Convert the lines of the listing, from the line with "rule-number: 3>: [340, 307, 348, 314]" up to and including the line with "rule-item: [18, 88, 314, 96]", into a Markdown table. Use the columns No. and Line, number each row, and leave out blank lines.

********

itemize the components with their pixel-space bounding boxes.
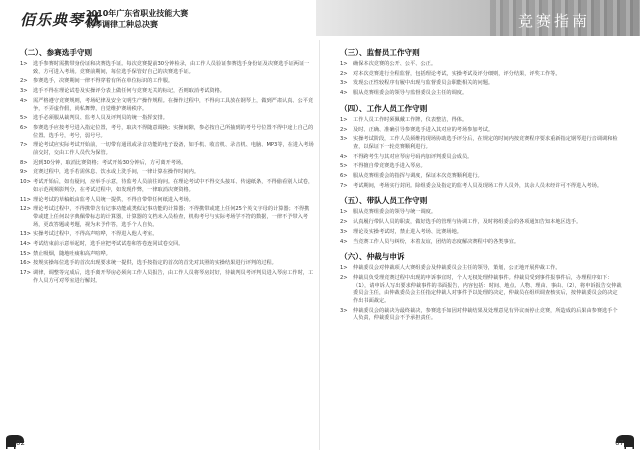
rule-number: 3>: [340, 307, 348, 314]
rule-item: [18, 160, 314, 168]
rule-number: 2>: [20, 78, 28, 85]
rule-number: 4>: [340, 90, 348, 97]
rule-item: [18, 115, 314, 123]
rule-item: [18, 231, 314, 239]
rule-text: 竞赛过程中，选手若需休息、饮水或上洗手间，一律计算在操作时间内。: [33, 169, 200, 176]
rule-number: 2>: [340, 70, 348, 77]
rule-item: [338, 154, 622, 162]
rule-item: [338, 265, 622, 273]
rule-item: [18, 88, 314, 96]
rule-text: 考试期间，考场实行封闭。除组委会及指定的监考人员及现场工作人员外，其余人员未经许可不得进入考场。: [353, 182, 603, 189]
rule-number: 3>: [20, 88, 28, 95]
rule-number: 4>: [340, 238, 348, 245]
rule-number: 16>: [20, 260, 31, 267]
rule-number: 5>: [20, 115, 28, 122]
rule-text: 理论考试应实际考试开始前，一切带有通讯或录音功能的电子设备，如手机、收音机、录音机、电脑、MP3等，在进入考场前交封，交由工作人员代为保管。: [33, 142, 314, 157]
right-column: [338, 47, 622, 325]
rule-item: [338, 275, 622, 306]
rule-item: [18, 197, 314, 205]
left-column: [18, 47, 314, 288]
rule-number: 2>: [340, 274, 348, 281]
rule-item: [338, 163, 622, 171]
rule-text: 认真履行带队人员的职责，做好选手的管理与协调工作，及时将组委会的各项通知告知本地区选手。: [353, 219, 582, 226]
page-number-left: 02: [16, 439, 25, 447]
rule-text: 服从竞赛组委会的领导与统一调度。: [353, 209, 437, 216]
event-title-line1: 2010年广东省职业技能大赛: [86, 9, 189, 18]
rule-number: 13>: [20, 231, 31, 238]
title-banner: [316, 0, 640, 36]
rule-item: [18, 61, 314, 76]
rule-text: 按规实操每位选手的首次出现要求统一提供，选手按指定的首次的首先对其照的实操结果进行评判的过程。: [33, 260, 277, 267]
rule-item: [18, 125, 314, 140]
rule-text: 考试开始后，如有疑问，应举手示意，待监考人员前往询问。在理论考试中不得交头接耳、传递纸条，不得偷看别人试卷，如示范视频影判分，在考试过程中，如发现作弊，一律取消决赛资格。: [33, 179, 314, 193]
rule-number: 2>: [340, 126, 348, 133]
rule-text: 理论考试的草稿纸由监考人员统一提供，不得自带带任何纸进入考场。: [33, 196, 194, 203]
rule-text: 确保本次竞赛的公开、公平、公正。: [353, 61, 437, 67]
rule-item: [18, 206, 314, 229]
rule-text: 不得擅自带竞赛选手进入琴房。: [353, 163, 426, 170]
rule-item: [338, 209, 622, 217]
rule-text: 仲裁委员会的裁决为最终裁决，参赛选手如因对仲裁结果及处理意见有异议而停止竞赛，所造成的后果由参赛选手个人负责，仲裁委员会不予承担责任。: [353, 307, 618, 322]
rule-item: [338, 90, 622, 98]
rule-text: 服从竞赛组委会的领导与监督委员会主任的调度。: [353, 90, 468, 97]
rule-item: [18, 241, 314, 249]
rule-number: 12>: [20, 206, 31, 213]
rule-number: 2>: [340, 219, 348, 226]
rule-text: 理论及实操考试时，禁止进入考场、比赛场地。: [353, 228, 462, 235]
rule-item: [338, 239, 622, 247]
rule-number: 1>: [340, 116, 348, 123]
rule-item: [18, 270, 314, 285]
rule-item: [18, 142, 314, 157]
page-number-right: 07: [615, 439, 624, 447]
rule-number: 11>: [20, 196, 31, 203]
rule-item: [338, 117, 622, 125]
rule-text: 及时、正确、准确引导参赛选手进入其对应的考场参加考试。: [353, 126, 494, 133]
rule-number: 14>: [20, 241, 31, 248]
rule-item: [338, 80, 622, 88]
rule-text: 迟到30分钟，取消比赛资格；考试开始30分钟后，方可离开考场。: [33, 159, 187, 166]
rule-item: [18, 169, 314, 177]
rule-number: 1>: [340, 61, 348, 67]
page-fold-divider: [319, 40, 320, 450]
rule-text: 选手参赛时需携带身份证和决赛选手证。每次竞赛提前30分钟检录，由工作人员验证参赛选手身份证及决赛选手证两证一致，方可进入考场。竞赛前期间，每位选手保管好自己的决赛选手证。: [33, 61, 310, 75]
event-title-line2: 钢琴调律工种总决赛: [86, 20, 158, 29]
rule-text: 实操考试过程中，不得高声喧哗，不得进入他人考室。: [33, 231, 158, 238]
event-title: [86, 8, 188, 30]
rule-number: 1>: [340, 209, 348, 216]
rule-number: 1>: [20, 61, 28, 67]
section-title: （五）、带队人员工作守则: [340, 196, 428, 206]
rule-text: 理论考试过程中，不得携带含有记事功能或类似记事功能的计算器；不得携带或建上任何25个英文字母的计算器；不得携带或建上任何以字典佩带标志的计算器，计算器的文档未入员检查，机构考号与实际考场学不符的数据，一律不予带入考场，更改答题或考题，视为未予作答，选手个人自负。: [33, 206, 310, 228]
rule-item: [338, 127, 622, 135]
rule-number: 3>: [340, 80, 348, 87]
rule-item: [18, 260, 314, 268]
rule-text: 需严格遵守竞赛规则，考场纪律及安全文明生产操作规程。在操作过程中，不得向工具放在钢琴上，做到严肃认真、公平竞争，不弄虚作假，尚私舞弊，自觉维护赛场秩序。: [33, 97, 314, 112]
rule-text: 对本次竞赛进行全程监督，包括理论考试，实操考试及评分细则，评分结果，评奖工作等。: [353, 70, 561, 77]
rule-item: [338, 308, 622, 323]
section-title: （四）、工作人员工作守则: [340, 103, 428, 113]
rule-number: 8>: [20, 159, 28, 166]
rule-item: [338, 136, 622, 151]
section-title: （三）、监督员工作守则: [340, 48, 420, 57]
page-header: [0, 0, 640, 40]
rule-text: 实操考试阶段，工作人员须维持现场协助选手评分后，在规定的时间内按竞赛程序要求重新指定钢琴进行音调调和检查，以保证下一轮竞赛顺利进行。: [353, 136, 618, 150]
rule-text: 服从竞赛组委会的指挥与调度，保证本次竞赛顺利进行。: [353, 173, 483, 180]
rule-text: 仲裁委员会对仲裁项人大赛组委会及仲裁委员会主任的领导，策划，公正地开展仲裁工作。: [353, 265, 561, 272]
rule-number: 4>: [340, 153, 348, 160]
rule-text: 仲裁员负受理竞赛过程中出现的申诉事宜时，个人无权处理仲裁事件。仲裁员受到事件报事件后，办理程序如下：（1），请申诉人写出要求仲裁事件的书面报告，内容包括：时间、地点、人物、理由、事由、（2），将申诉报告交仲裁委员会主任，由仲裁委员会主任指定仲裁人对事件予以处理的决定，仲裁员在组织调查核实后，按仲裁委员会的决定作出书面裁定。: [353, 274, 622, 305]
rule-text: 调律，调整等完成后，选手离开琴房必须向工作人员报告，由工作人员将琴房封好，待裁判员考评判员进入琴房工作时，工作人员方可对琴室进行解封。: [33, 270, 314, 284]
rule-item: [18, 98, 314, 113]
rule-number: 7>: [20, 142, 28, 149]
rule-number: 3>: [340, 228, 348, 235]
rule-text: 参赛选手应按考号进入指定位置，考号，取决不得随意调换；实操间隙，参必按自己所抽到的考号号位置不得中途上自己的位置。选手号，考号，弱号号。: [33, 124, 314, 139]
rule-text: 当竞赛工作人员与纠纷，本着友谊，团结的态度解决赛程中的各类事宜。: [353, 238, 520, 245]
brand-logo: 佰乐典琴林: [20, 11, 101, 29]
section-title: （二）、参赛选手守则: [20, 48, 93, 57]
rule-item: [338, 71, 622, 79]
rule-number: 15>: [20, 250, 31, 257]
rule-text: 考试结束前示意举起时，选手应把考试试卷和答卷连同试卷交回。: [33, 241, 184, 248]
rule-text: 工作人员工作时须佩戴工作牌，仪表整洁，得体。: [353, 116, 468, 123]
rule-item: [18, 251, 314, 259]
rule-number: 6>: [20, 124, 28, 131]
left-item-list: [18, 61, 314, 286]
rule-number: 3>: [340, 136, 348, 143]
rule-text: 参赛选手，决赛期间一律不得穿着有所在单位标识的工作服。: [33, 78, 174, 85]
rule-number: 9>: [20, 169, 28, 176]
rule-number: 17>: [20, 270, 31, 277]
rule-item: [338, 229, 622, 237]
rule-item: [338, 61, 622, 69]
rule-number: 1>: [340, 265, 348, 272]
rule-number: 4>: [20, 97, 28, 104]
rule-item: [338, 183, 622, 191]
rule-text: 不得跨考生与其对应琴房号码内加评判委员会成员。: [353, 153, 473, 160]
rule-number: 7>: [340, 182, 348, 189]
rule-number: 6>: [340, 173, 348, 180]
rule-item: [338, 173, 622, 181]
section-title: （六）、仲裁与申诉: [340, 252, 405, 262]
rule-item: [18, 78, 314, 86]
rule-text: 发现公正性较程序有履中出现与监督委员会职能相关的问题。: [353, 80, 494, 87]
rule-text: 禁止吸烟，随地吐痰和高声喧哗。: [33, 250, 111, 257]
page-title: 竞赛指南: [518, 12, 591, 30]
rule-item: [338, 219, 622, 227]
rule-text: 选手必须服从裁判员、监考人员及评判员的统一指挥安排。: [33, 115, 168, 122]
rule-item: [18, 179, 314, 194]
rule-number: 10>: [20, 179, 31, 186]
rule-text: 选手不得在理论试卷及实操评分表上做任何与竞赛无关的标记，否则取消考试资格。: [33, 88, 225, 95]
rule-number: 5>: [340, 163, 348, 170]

********

▸ Exercise result:
| No. | Line |
|---|---|
| 1 | rule-number: 3>: [340, 307, 348, 314] |
| 2 | rule-item: [18, 160, 314, 168] |
| 3 | rule-number: 2>: [20, 78, 28, 85] |
| 4 | rule-number: 4>: [340, 90, 348, 97] |
| 5 | rule-item: [18, 115, 314, 123] |
| 6 | rule-item: [18, 231, 314, 239] |
| 7 | rule-text: 竞赛过程中，选手若需休息、饮水或上洗手间，一律计算在操作时间内。: [33, 169, 200, 176] |
| 8 | rule-number: 2>: [340, 70, 348, 77] |
| 9 | rule-item: [338, 154, 622, 162] |
| 10 | rule-item: [338, 265, 622, 273] |
| 11 | rule-item: [18, 88, 314, 96] |